§ **MATERIAL FOR THIS EXERCISE**
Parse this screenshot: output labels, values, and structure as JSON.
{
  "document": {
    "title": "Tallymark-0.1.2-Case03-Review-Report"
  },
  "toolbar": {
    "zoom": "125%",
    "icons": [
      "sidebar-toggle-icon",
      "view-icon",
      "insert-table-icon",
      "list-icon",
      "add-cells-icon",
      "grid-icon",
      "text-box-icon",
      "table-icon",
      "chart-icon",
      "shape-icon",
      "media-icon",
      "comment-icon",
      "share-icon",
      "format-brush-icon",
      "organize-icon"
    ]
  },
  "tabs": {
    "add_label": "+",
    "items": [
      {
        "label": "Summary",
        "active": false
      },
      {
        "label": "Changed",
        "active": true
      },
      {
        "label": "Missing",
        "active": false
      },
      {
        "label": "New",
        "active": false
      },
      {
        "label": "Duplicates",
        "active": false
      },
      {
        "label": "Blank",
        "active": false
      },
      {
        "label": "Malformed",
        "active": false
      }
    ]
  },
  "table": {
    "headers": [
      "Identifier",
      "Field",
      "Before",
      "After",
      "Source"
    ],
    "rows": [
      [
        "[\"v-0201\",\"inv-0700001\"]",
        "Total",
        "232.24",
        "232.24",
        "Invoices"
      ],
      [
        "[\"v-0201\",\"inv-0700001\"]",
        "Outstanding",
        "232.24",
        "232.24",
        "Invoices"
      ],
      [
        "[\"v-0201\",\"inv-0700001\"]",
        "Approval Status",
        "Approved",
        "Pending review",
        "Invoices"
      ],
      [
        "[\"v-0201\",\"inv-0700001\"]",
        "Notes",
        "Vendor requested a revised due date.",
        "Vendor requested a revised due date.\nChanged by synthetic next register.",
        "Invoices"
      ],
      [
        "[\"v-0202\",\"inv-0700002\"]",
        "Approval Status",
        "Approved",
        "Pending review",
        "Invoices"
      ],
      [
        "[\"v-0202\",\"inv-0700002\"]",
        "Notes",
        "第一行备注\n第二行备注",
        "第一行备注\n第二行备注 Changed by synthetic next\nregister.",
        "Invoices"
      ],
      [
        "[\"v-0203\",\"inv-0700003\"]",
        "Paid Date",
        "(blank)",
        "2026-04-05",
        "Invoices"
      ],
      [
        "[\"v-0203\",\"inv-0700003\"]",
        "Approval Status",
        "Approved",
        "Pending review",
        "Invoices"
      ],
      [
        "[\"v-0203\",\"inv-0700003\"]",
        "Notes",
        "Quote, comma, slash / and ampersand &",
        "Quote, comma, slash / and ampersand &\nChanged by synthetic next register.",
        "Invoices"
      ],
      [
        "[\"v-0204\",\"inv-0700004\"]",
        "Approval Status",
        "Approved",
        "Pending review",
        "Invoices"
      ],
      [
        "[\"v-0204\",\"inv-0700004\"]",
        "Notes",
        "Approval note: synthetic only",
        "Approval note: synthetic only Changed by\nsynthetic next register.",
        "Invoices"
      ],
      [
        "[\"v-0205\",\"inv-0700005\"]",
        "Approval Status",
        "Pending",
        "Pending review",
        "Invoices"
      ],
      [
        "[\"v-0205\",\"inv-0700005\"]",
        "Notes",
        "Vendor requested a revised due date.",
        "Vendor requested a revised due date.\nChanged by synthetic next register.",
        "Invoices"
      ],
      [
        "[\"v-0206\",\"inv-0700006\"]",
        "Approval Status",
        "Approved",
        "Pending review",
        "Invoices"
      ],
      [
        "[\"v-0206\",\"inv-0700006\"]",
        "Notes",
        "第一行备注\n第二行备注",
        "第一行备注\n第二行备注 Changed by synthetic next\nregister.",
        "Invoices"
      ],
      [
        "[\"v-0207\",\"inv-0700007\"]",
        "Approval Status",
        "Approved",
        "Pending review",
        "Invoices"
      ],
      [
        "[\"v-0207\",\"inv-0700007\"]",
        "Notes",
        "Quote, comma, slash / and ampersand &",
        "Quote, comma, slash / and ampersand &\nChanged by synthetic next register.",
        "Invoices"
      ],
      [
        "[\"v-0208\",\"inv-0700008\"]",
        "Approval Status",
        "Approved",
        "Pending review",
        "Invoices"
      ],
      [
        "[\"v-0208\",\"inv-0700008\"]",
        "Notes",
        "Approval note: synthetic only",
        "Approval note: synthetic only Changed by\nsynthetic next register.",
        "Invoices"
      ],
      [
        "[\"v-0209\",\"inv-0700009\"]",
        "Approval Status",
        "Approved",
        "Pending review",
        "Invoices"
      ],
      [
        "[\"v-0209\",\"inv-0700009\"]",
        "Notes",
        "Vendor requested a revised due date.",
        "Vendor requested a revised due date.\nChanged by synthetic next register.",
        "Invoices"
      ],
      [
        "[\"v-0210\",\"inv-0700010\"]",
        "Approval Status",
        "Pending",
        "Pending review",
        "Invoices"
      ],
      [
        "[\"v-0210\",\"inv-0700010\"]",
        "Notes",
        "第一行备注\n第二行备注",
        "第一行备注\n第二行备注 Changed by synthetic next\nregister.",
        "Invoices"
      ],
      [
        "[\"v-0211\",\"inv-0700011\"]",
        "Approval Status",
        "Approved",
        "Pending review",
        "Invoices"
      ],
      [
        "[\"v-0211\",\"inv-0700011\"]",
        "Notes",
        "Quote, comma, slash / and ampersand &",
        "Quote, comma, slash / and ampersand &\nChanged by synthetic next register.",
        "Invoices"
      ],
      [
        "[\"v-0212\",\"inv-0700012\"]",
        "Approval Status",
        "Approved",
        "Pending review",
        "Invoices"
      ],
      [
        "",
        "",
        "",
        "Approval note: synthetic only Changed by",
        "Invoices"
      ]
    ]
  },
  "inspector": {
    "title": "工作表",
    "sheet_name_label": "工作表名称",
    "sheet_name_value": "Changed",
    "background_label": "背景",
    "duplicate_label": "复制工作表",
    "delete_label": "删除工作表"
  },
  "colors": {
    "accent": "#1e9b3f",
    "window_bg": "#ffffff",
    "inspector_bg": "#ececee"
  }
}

§ **STATED EXERCISE**
Exactly reproduce every line of the records.

§ **TASK RESULT**
Parse this screenshot: output labels, values, and structure as JSON.
{
  "document": {
    "title": "Tallymark-0.1.2-Case03-Review-Report"
  },
  "toolbar": {
    "zoom": "125%",
    "icons": [
      "sidebar-toggle-icon",
      "view-icon",
      "insert-table-icon",
      "list-icon",
      "add-cells-icon",
      "grid-icon",
      "text-box-icon",
      "table-icon",
      "chart-icon",
      "shape-icon",
      "media-icon",
      "comment-icon",
      "share-icon",
      "format-brush-icon",
      "organize-icon"
    ]
  },
  "tabs": {
    "add_label": "+",
    "items": [
      {
        "label": "Summary",
        "active": false
      },
      {
        "label": "Changed",
        "active": true
      },
      {
        "label": "Missing",
        "active": false
      },
      {
        "label": "New",
        "active": false
      },
      {
        "label": "Duplicates",
        "active": false
      },
      {
        "label": "Blank",
        "active": false
      },
      {
        "label": "Malformed",
        "active": false
      }
    ]
  },
  "table": {
    "headers": [
      "Identifier",
      "Field",
      "Before",
      "After",
      "Source"
    ],
    "rows": [
      [
        "[\"v-0201\",\"inv-0700001\"]",
        "Total",
        "232.24",
        "232.24",
        "Invoices"
      ],
      [
        "[\"v-0201\",\"inv-0700001\"]",
        "Outstanding",
        "232.24",
        "232.24",
        "Invoices"
      ],
      [
        "[\"v-0201\",\"inv-0700001\"]",
        "Approval Status",
        "Approved",
        "Pending review",
        "Invoices"
      ],
      [
        "[\"v-0201\",\"inv-0700001\"]",
        "Notes",
        "Vendor requested a revised due date.",
        "Vendor requested a revised due date.\nChanged by synthetic next register.",
        "Invoices"
      ],
      [
        "[\"v-0202\",\"inv-0700002\"]",
        "Approval Status",
        "Approved",
        "Pending review",
        "Invoices"
      ],
      [
        "[\"v-0202\",\"inv-0700002\"]",
        "Notes",
        "第一行备注\n第二行备注",
        "第一行备注\n第二行备注 Changed by synthetic next\nregister.",
        "Invoices"
      ],
      [
        "[\"v-0203\",\"inv-0700003\"]",
        "Paid Date",
        "(blank)",
        "2026-04-05",
        "Invoices"
      ],
      [
        "[\"v-0203\",\"inv-0700003\"]",
        "Approval Status",
        "Approved",
        "Pending review",
        "Invoices"
      ],
      [
        "[\"v-0203\",\"inv-0700003\"]",
        "Notes",
        "Quote, comma, slash / and ampersand &",
        "Quote, comma, slash / and ampersand &\nChanged by synthetic next register.",
        "Invoices"
      ],
      [
        "[\"v-0204\",\"inv-0700004\"]",
        "Approval Status",
        "Approved",
        "Pending review",
        "Invoices"
      ],
      [
        "[\"v-0204\",\"inv-0700004\"]",
        "Notes",
        "Approval note: synthetic only",
        "Approval note: synthetic only Changed by\nsynthetic next register.",
        "Invoices"
      ],
      [
        "[\"v-0205\",\"inv-0700005\"]",
        "Approval Status",
        "Pending",
        "Pending review",
        "Invoices"
      ],
      [
        "[\"v-0205\",\"inv-0700005\"]",
        "Notes",
        "Vendor requested a revised due date.",
        "Vendor requested a revised due date.\nChanged by synthetic next register.",
        "Invoices"
      ],
      [
        "[\"v-0206\",\"inv-0700006\"]",
        "Approval Status",
        "Approved",
        "Pending review",
        "Invoices"
      ],
      [
        "[\"v-0206\",\"inv-0700006\"]",
        "Notes",
        "第一行备注\n第二行备注",
        "第一行备注\n第二行备注 Changed by synthetic next\nregister.",
        "Invoices"
      ],
      [
        "[\"v-0207\",\"inv-0700007\"]",
        "Approval Status",
        "Approved",
        "Pending review",
        "Invoices"
      ],
      [
        "[\"v-0207\",\"inv-0700007\"]",
        "Notes",
        "Quote, comma, slash / and ampersand &",
        "Quote, comma, slash / and ampersand &\nChanged by synthetic next register.",
        "Invoices"
      ],
      [
        "[\"v-0208\",\"inv-0700008\"]",
        "Approval Status",
        "Approved",
        "Pending review",
        "Invoices"
      ],
      [
        "[\"v-0208\",\"inv-0700008\"]",
        "Notes",
        "Approval note: synthetic only",
        "Approval note: synthetic only Changed by\nsynthetic next register.",
        "Invoices"
      ],
      [
        "[\"v-0209\",\"inv-0700009\"]",
        "Approval Status",
        "Approved",
        "Pending review",
        "Invoices"
      ],
      [
        "[\"v-0209\",\"inv-0700009\"]",
        "Notes",
        "Vendor requested a revised due date.",
        "Vendor requested a revised due date.\nChanged by synthetic next register.",
        "Invoices"
      ],
      [
        "[\"v-0210\",\"inv-0700010\"]",
        "Approval Status",
        "Pending",
        "Pending review",
        "Invoices"
      ],
      [
        "[\"v-0210\",\"inv-0700010\"]",
        "Notes",
        "第一行备注\n第二行备注",
        "第一行备注\n第二行备注 Changed by synthetic next\nregister.",
        "Invoices"
      ],
      [
        "[\"v-0211\",\"inv-0700011\"]",
        "Approval Status",
        "Approved",
        "Pending review",
        "Invoices"
      ],
      [
        "[\"v-0211\",\"inv-0700011\"]",
        "Notes",
        "Quote, comma, slash / and ampersand &",
        "Quote, comma, slash / and ampersand &\nChanged by synthetic next register.",
        "Invoices"
      ],
      [
        "[\"v-0212\",\"inv-0700012\"]",
        "Approval Status",
        "Approved",
        "Pending review",
        "Invoices"
      ],
      [
        "",
        "",
        "",
        "Approval note: synthetic only Changed by",
        "Invoices"
      ]
    ]
  },
  "inspector": {
    "title": "工作表",
    "sheet_name_label": "工作表名称",
    "sheet_name_value": "Changed",
    "background_label": "背景",
    "duplicate_label": "复制工作表",
    "delete_label": "删除工作表"
  },
  "colors": {
    "accent": "#1e9b3f",
    "window_bg": "#ffffff",
    "inspector_bg": "#ececee"
  }
}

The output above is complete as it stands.